• _Task prompt_: Keep the images out and copy every entry below exactly.

• _Raw records_:
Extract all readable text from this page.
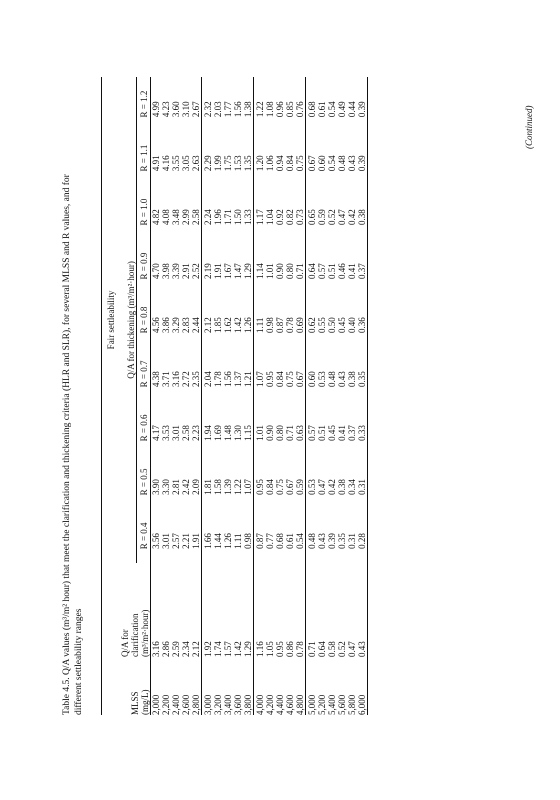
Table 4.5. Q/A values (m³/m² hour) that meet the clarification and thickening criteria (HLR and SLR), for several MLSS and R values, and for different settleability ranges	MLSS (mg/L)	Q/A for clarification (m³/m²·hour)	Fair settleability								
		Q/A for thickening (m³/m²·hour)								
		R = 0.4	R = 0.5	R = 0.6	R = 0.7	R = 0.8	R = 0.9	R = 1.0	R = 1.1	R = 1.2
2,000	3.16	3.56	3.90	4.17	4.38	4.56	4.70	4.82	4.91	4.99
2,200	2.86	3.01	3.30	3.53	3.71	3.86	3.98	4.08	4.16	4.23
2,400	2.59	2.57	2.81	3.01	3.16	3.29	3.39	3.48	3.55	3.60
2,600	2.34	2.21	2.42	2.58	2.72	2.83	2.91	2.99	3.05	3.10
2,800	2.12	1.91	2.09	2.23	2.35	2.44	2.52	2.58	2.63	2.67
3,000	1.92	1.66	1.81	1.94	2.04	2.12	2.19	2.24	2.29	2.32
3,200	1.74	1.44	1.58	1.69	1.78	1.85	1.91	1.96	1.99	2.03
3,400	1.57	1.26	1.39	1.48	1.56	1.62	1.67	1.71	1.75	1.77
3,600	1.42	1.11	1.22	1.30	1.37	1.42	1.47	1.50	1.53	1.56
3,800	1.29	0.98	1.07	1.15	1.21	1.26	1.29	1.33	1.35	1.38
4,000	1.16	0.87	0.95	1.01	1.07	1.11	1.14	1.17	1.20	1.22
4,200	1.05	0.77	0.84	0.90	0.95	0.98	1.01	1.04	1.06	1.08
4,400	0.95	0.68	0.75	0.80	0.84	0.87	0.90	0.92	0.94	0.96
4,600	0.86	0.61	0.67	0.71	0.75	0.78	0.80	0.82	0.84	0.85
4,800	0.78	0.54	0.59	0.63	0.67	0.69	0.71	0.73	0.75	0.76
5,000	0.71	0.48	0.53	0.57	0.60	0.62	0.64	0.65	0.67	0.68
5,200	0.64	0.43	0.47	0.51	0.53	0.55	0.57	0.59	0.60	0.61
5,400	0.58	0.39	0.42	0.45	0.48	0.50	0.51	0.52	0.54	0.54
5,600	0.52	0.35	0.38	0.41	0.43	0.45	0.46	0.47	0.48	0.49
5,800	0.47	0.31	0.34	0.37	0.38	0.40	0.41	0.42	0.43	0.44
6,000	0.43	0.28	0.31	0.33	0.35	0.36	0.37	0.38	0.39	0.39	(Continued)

• _Solution below_:
Extract all readable text from this page.
Table 4.5. Q/A values (m³/m² hour) that meet the clarification and thickening criteria (HLR and SLR), for several MLSS and R values, and for different settleability ranges	MLSS (mg/L)	Q/A for clarification (m³/m²·hour)	Fair settleability								
		Q/A for thickening (m³/m²·hour)								
		R = 0.4	R = 0.5	R = 0.6	R = 0.7	R = 0.8	R = 0.9	R = 1.0	R = 1.1	R = 1.2
2,000	3.16	3.56	3.90	4.17	4.38	4.56	4.70	4.82	4.91	4.99
2,200	2.86	3.01	3.30	3.53	3.71	3.86	3.98	4.08	4.16	4.23
2,400	2.59	2.57	2.81	3.01	3.16	3.29	3.39	3.48	3.55	3.60
2,600	2.34	2.21	2.42	2.58	2.72	2.83	2.91	2.99	3.05	3.10
2,800	2.12	1.91	2.09	2.23	2.35	2.44	2.52	2.58	2.63	2.67
3,000	1.92	1.66	1.81	1.94	2.04	2.12	2.19	2.24	2.29	2.32
3,200	1.74	1.44	1.58	1.69	1.78	1.85	1.91	1.96	1.99	2.03
3,400	1.57	1.26	1.39	1.48	1.56	1.62	1.67	1.71	1.75	1.77
3,600	1.42	1.11	1.22	1.30	1.37	1.42	1.47	1.50	1.53	1.56
3,800	1.29	0.98	1.07	1.15	1.21	1.26	1.29	1.33	1.35	1.38
4,000	1.16	0.87	0.95	1.01	1.07	1.11	1.14	1.17	1.20	1.22
4,200	1.05	0.77	0.84	0.90	0.95	0.98	1.01	1.04	1.06	1.08
4,400	0.95	0.68	0.75	0.80	0.84	0.87	0.90	0.92	0.94	0.96
4,600	0.86	0.61	0.67	0.71	0.75	0.78	0.80	0.82	0.84	0.85
4,800	0.78	0.54	0.59	0.63	0.67	0.69	0.71	0.73	0.75	0.76
5,000	0.71	0.48	0.53	0.57	0.60	0.62	0.64	0.65	0.67	0.68
5,200	0.64	0.43	0.47	0.51	0.53	0.55	0.57	0.59	0.60	0.61
5,400	0.58	0.39	0.42	0.45	0.48	0.50	0.51	0.52	0.54	0.54
5,600	0.52	0.35	0.38	0.41	0.43	0.45	0.46	0.47	0.48	0.49
5,800	0.47	0.31	0.34	0.37	0.38	0.40	0.41	0.42	0.43	0.44
6,000	0.43	0.28	0.31	0.33	0.35	0.36	0.37	0.38	0.39	0.39	(Continued)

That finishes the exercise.